* The problem
Without including any pictures, copy each entry below exactly.
++++ Provided records
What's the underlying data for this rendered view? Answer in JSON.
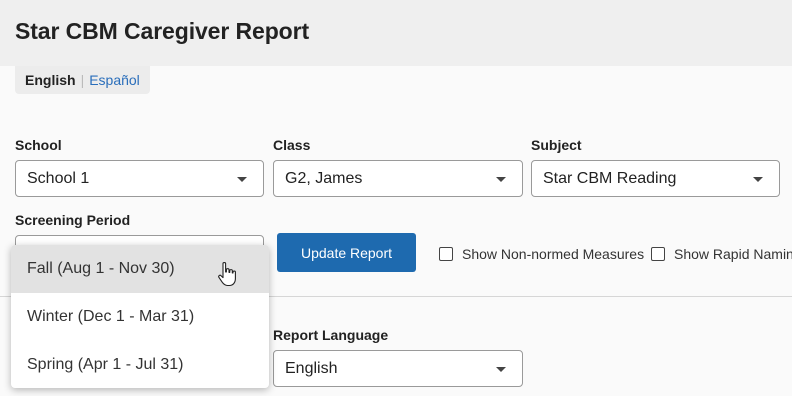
{
  "header": {
    "title": "Star CBM Caregiver Report"
  },
  "language_switch": {
    "active": "English",
    "separator": "|",
    "alternate": "Español"
  },
  "filters": {
    "school": {
      "label": "School",
      "value": "School 1"
    },
    "class": {
      "label": "Class",
      "value": "G2, James"
    },
    "subject": {
      "label": "Subject",
      "value": "Star CBM Reading"
    },
    "screening_period": {
      "label": "Screening Period",
      "options": [
        "Fall (Aug 1 - Nov 30)",
        "Winter (Dec 1 - Mar 31)",
        "Spring (Apr 1 - Jul 31)"
      ],
      "hovered_index": 0
    }
  },
  "actions": {
    "update_label": "Update Report"
  },
  "checkboxes": {
    "non_normed": {
      "label": "Show Non-normed Measures",
      "checked": false
    },
    "rapid_naming": {
      "label": "Show Rapid Namin",
      "checked": false
    }
  },
  "report_language": {
    "label": "Report Language",
    "value": "English"
  },
  "colors": {
    "primary": "#1e6aaf",
    "link": "#2a6ebb",
    "header_bg": "#efefef"
  }
}
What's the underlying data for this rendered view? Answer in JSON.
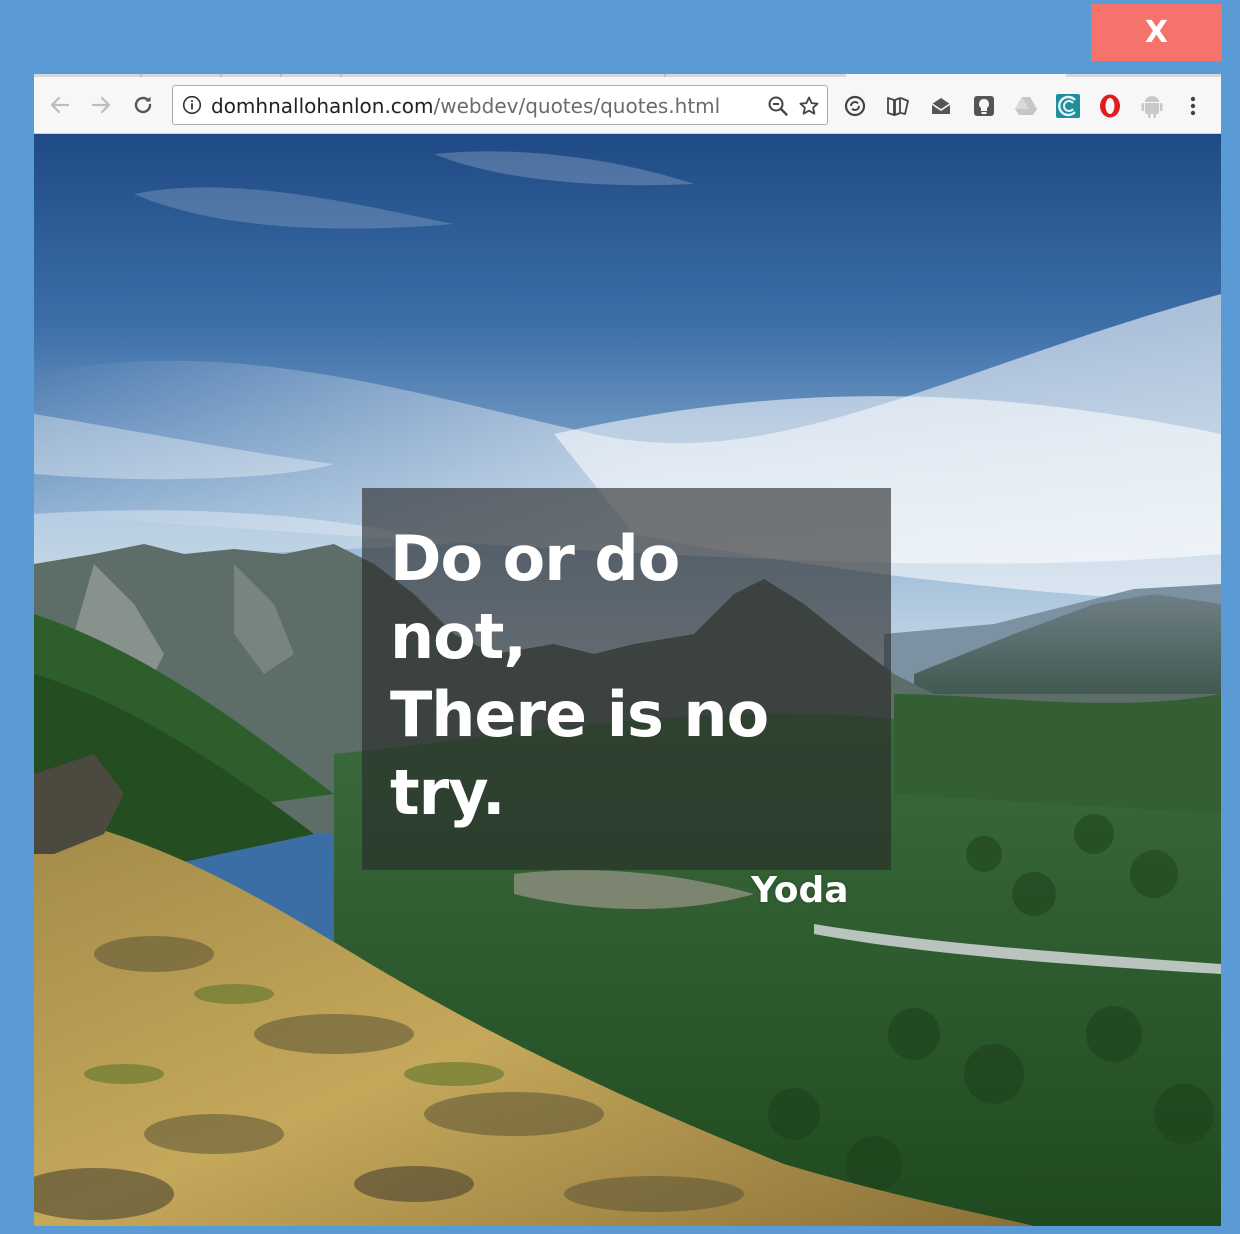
{
  "window": {
    "close_label": "X"
  },
  "toolbar": {
    "back_icon": "arrow-left-icon",
    "forward_icon": "arrow-right-icon",
    "reload_icon": "reload-icon",
    "url_domain": "domhnallohanlon.com",
    "url_path": "/webdev/quotes/quotes.html",
    "zoom_icon": "zoom-out-icon",
    "bookmark_icon": "star-icon",
    "menu_icon": "more-vertical-icon"
  },
  "extensions": [
    "sync-extension-icon",
    "book-extension-icon",
    "mail-extension-icon",
    "lightbulb-extension-icon",
    "drive-extension-icon",
    "wave-extension-icon",
    "opera-extension-icon",
    "android-extension-icon"
  ],
  "quote": {
    "line1": "Do or do",
    "line2": "not,",
    "line3": "There is no",
    "line4": "try.",
    "author": "Yoda"
  },
  "colors": {
    "frame": "#5b9bd5",
    "close_button": "#f4736b",
    "quote_panel": "#282828"
  }
}
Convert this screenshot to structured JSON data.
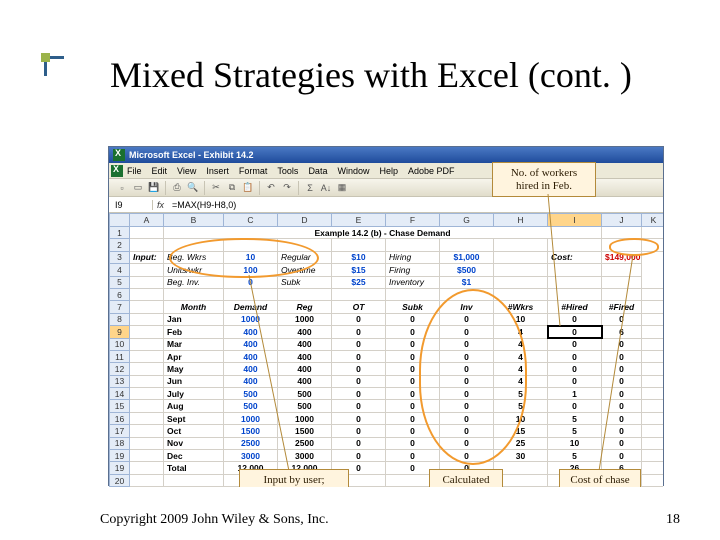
{
  "slide": {
    "title": "Mixed Strategies with Excel (cont. )",
    "copyright": "Copyright 2009 John Wiley & Sons, Inc.",
    "page": "18"
  },
  "excel": {
    "window_title": "Microsoft Excel - Exhibit 14.2",
    "menu": [
      "File",
      "Edit",
      "View",
      "Insert",
      "Format",
      "Tools",
      "Data",
      "Window",
      "Help",
      "Adobe PDF"
    ],
    "namebox": "I9",
    "formula": "=MAX(H9-H8,0)",
    "sheet_title": "Example 14.2 (b) - Chase Demand",
    "columns": [
      "A",
      "B",
      "C",
      "D",
      "E",
      "F",
      "G",
      "H",
      "I",
      "J",
      "K"
    ],
    "input_block": {
      "input_label": "Input:",
      "rows": [
        {
          "l": "Beg. Wkrs",
          "v": "10",
          "l2": "Regular",
          "v2": "$10",
          "l3": "Hiring",
          "v3": "$1,000"
        },
        {
          "l": "Units/wkr",
          "v": "100",
          "l2": "Overtime",
          "v2": "$15",
          "l3": "Firing",
          "v3": "$500"
        },
        {
          "l": "Beg. Inv.",
          "v": "0",
          "l2": "Subk",
          "v2": "$25",
          "l3": "Inventory",
          "v3": "$1"
        }
      ],
      "cost_label": "Cost:",
      "cost_value": "$149,000"
    },
    "headers": [
      "Month",
      "Demand",
      "Reg",
      "OT",
      "Subk",
      "Inv",
      "#Wkrs",
      "#Hired",
      "#Fired"
    ],
    "months": [
      {
        "m": "Jan",
        "d": "1000",
        "r": "1000",
        "o": "0",
        "s": "0",
        "i": "0",
        "w": "10",
        "h": "0",
        "f": "0"
      },
      {
        "m": "Feb",
        "d": "400",
        "r": "400",
        "o": "0",
        "s": "0",
        "i": "0",
        "w": "4",
        "h": "0",
        "f": "6"
      },
      {
        "m": "Mar",
        "d": "400",
        "r": "400",
        "o": "0",
        "s": "0",
        "i": "0",
        "w": "4",
        "h": "0",
        "f": "0"
      },
      {
        "m": "Apr",
        "d": "400",
        "r": "400",
        "o": "0",
        "s": "0",
        "i": "0",
        "w": "4",
        "h": "0",
        "f": "0"
      },
      {
        "m": "May",
        "d": "400",
        "r": "400",
        "o": "0",
        "s": "0",
        "i": "0",
        "w": "4",
        "h": "0",
        "f": "0"
      },
      {
        "m": "Jun",
        "d": "400",
        "r": "400",
        "o": "0",
        "s": "0",
        "i": "0",
        "w": "4",
        "h": "0",
        "f": "0"
      },
      {
        "m": "July",
        "d": "500",
        "r": "500",
        "o": "0",
        "s": "0",
        "i": "0",
        "w": "5",
        "h": "1",
        "f": "0"
      },
      {
        "m": "Aug",
        "d": "500",
        "r": "500",
        "o": "0",
        "s": "0",
        "i": "0",
        "w": "5",
        "h": "0",
        "f": "0"
      },
      {
        "m": "Sept",
        "d": "1000",
        "r": "1000",
        "o": "0",
        "s": "0",
        "i": "0",
        "w": "10",
        "h": "5",
        "f": "0"
      },
      {
        "m": "Oct",
        "d": "1500",
        "r": "1500",
        "o": "0",
        "s": "0",
        "i": "0",
        "w": "15",
        "h": "5",
        "f": "0"
      },
      {
        "m": "Nov",
        "d": "2500",
        "r": "2500",
        "o": "0",
        "s": "0",
        "i": "0",
        "w": "25",
        "h": "10",
        "f": "0"
      },
      {
        "m": "Dec",
        "d": "3000",
        "r": "3000",
        "o": "0",
        "s": "0",
        "i": "0",
        "w": "30",
        "h": "5",
        "f": "0"
      }
    ],
    "total": {
      "label": "Total",
      "d": "12,000",
      "r": "12,000",
      "o": "0",
      "s": "0",
      "i": "0",
      "w": "",
      "h": "26",
      "f": "6"
    }
  },
  "callouts": {
    "hired_feb": "No. of workers hired in Feb.",
    "input_by_user": "Input by user; production = demand",
    "calc_by_excel": "Calculated by Excel",
    "cost_of_chase": "Cost of chase demand"
  }
}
++++++++
* Task solution
What's the underlying data for this rendered view? Answer in JSON.
{
  "header": {
    "title": "Star CBM Caregiver Report"
  },
  "language_switch": {
    "active": "English",
    "separator": "|",
    "alternate": "Español"
  },
  "filters": {
    "school": {
      "label": "School",
      "value": "School 1"
    },
    "class": {
      "label": "Class",
      "value": "G2, James"
    },
    "subject": {
      "label": "Subject",
      "value": "Star CBM Reading"
    },
    "screening_period": {
      "label": "Screening Period",
      "options": [
        "Fall (Aug 1 - Nov 30)",
        "Winter (Dec 1 - Mar 31)",
        "Spring (Apr 1 - Jul 31)"
      ],
      "hovered_index": 0
    }
  },
  "actions": {
    "update_label": "Update Report"
  },
  "checkboxes": {
    "non_normed": {
      "label": "Show Non-normed Measures",
      "checked": false
    },
    "rapid_naming": {
      "label": "Show Rapid Namin",
      "checked": false
    }
  },
  "report_language": {
    "label": "Report Language",
    "value": "English"
  },
  "colors": {
    "primary": "#1e6aaf",
    "link": "#2a6ebb",
    "header_bg": "#efefef"
  }
}
What's the underlying data for this rendered view? Answer in JSON.
{
  "window": {
    "close_label": "X"
  },
  "toolbar": {
    "back_icon": "arrow-left-icon",
    "forward_icon": "arrow-right-icon",
    "reload_icon": "reload-icon",
    "url_domain": "domhnallohanlon.com",
    "url_path": "/webdev/quotes/quotes.html",
    "zoom_icon": "zoom-out-icon",
    "bookmark_icon": "star-icon",
    "menu_icon": "more-vertical-icon"
  },
  "extensions": [
    "sync-extension-icon",
    "book-extension-icon",
    "mail-extension-icon",
    "lightbulb-extension-icon",
    "drive-extension-icon",
    "wave-extension-icon",
    "opera-extension-icon",
    "android-extension-icon"
  ],
  "quote": {
    "line1": "Do or do",
    "line2": "not,",
    "line3": "There is no",
    "line4": "try.",
    "author": "Yoda"
  },
  "colors": {
    "frame": "#5b9bd5",
    "close_button": "#f4736b",
    "quote_panel": "#282828"
  }
}
Convert this screenshot to structured JSON data.
{
  "slide": {
    "title": "Mixed Strategies with Excel (cont. )",
    "copyright": "Copyright 2009 John Wiley & Sons, Inc.",
    "page": "18"
  },
  "excel": {
    "window_title": "Microsoft Excel - Exhibit 14.2",
    "menu": [
      "File",
      "Edit",
      "View",
      "Insert",
      "Format",
      "Tools",
      "Data",
      "Window",
      "Help",
      "Adobe PDF"
    ],
    "namebox": "I9",
    "formula": "=MAX(H9-H8,0)",
    "sheet_title": "Example 14.2 (b) - Chase Demand",
    "columns": [
      "A",
      "B",
      "C",
      "D",
      "E",
      "F",
      "G",
      "H",
      "I",
      "J",
      "K"
    ],
    "input_block": {
      "input_label": "Input:",
      "rows": [
        {
          "l": "Beg. Wkrs",
          "v": "10",
          "l2": "Regular",
          "v2": "$10",
          "l3": "Hiring",
          "v3": "$1,000"
        },
        {
          "l": "Units/wkr",
          "v": "100",
          "l2": "Overtime",
          "v2": "$15",
          "l3": "Firing",
          "v3": "$500"
        },
        {
          "l": "Beg. Inv.",
          "v": "0",
          "l2": "Subk",
          "v2": "$25",
          "l3": "Inventory",
          "v3": "$1"
        }
      ],
      "cost_label": "Cost:",
      "cost_value": "$149,000"
    },
    "headers": [
      "Month",
      "Demand",
      "Reg",
      "OT",
      "Subk",
      "Inv",
      "#Wkrs",
      "#Hired",
      "#Fired"
    ],
    "months": [
      {
        "m": "Jan",
        "d": "1000",
        "r": "1000",
        "o": "0",
        "s": "0",
        "i": "0",
        "w": "10",
        "h": "0",
        "f": "0"
      },
      {
        "m": "Feb",
        "d": "400",
        "r": "400",
        "o": "0",
        "s": "0",
        "i": "0",
        "w": "4",
        "h": "0",
        "f": "6"
      },
      {
        "m": "Mar",
        "d": "400",
        "r": "400",
        "o": "0",
        "s": "0",
        "i": "0",
        "w": "4",
        "h": "0",
        "f": "0"
      },
      {
        "m": "Apr",
        "d": "400",
        "r": "400",
        "o": "0",
        "s": "0",
        "i": "0",
        "w": "4",
        "h": "0",
        "f": "0"
      },
      {
        "m": "May",
        "d": "400",
        "r": "400",
        "o": "0",
        "s": "0",
        "i": "0",
        "w": "4",
        "h": "0",
        "f": "0"
      },
      {
        "m": "Jun",
        "d": "400",
        "r": "400",
        "o": "0",
        "s": "0",
        "i": "0",
        "w": "4",
        "h": "0",
        "f": "0"
      },
      {
        "m": "July",
        "d": "500",
        "r": "500",
        "o": "0",
        "s": "0",
        "i": "0",
        "w": "5",
        "h": "1",
        "f": "0"
      },
      {
        "m": "Aug",
        "d": "500",
        "r": "500",
        "o": "0",
        "s": "0",
        "i": "0",
        "w": "5",
        "h": "0",
        "f": "0"
      },
      {
        "m": "Sept",
        "d": "1000",
        "r": "1000",
        "o": "0",
        "s": "0",
        "i": "0",
        "w": "10",
        "h": "5",
        "f": "0"
      },
      {
        "m": "Oct",
        "d": "1500",
        "r": "1500",
        "o": "0",
        "s": "0",
        "i": "0",
        "w": "15",
        "h": "5",
        "f": "0"
      },
      {
        "m": "Nov",
        "d": "2500",
        "r": "2500",
        "o": "0",
        "s": "0",
        "i": "0",
        "w": "25",
        "h": "10",
        "f": "0"
      },
      {
        "m": "Dec",
        "d": "3000",
        "r": "3000",
        "o": "0",
        "s": "0",
        "i": "0",
        "w": "30",
        "h": "5",
        "f": "0"
      }
    ],
    "total": {
      "label": "Total",
      "d": "12,000",
      "r": "12,000",
      "o": "0",
      "s": "0",
      "i": "0",
      "w": "",
      "h": "26",
      "f": "6"
    }
  },
  "callouts": {
    "hired_feb": "No. of workers hired in Feb.",
    "input_by_user": "Input by user; production = demand",
    "calc_by_excel": "Calculated by Excel",
    "cost_of_chase": "Cost of chase demand"
  }
}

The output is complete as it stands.